▽

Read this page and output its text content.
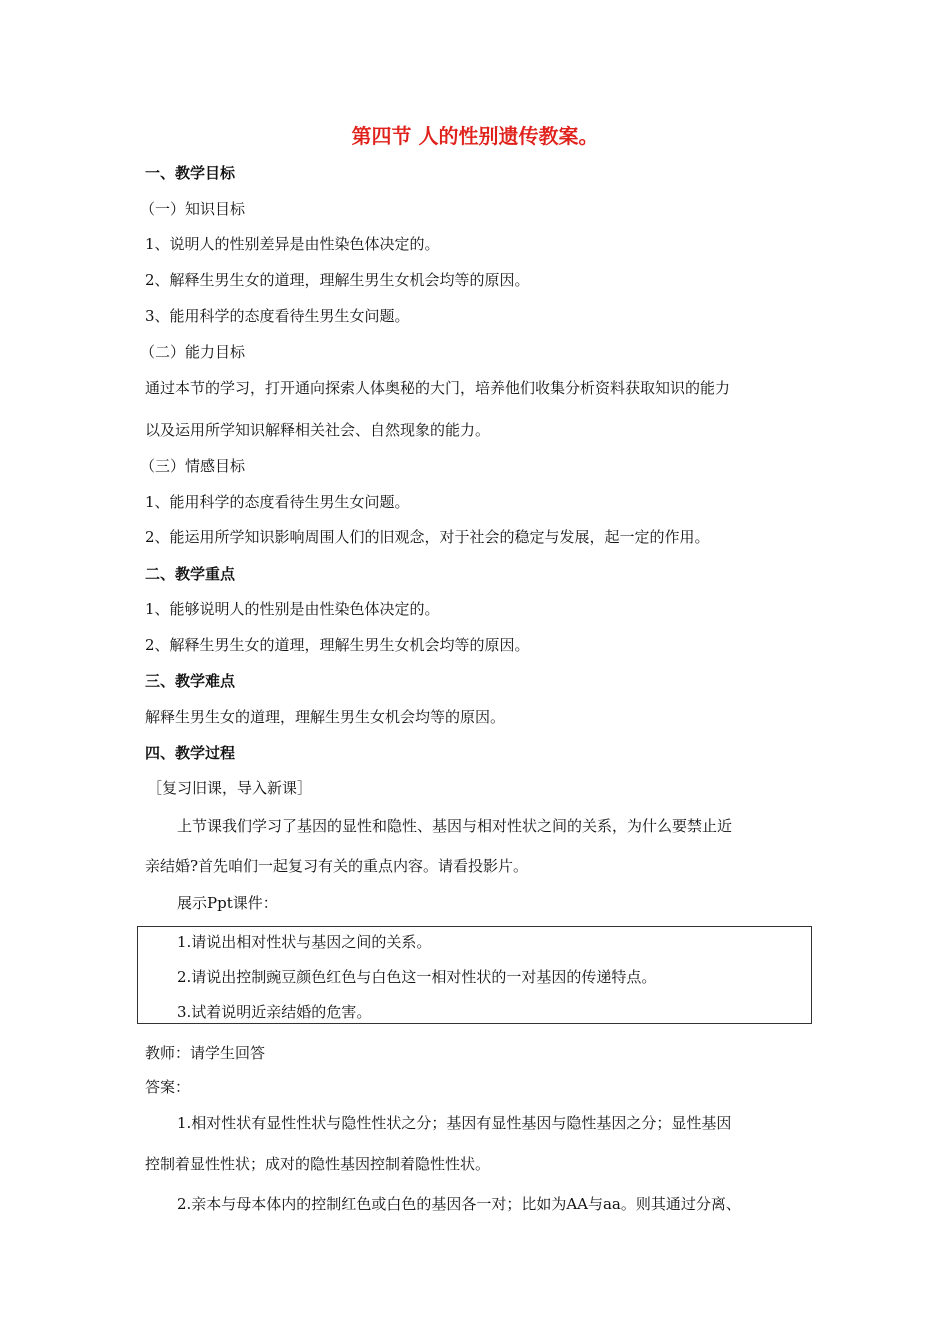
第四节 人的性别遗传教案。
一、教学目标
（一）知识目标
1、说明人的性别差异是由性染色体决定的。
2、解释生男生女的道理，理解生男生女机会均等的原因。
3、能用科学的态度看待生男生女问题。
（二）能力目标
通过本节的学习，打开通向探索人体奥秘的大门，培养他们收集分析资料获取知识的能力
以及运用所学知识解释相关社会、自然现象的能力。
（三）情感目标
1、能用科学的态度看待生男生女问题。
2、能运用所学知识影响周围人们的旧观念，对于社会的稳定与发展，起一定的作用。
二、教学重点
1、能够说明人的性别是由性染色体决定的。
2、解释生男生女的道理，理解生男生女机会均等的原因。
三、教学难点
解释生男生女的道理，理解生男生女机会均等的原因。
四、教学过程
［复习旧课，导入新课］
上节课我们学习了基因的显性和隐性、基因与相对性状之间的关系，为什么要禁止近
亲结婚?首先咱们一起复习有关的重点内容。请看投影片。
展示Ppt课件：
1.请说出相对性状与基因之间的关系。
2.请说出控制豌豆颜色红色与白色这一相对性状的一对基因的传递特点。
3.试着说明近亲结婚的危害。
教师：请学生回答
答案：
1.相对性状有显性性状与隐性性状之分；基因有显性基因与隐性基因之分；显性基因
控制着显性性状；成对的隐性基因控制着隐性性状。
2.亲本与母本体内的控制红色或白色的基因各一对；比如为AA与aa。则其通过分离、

△
▽

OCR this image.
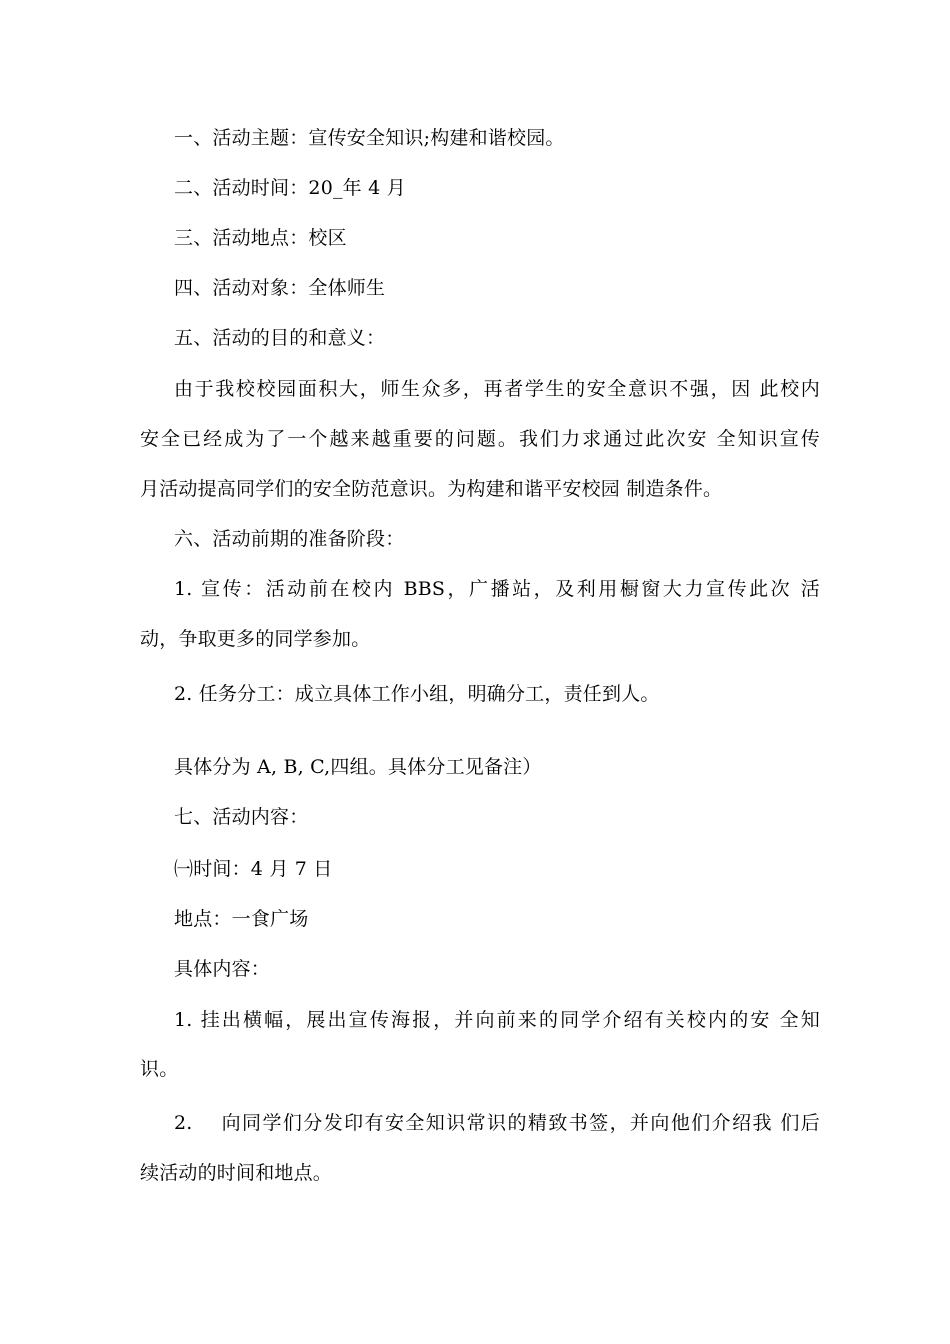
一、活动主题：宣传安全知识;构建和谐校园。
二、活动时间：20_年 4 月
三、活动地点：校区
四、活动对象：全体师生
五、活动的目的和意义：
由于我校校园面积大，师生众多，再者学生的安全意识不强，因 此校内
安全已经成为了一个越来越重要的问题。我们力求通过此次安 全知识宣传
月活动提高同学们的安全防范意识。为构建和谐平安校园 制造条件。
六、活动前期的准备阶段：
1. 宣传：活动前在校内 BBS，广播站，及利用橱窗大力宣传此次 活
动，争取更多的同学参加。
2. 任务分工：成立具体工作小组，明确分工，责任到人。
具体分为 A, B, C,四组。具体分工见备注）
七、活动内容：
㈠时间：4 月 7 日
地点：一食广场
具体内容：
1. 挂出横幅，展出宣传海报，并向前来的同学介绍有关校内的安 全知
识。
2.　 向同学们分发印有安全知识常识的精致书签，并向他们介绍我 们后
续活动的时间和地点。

△
▽

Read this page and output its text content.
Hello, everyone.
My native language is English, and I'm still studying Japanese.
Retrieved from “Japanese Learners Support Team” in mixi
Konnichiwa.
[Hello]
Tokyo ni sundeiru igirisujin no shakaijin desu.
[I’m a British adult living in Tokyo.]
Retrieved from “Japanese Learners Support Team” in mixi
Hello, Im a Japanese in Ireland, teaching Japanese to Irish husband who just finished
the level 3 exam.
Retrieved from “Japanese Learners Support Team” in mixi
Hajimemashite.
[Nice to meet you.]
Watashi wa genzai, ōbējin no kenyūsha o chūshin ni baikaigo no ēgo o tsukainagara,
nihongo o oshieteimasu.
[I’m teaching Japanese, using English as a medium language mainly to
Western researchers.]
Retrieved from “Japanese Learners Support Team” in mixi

△

▶ [Short problem] Identify each line in the records above that contains the word "teaching", and copy it out in full.

▶ [Right answer]
Hello, Im a Japanese in Ireland, teaching Japanese to Irish husband who just finished
[I’m teaching Japanese, using English as a medium language mainly to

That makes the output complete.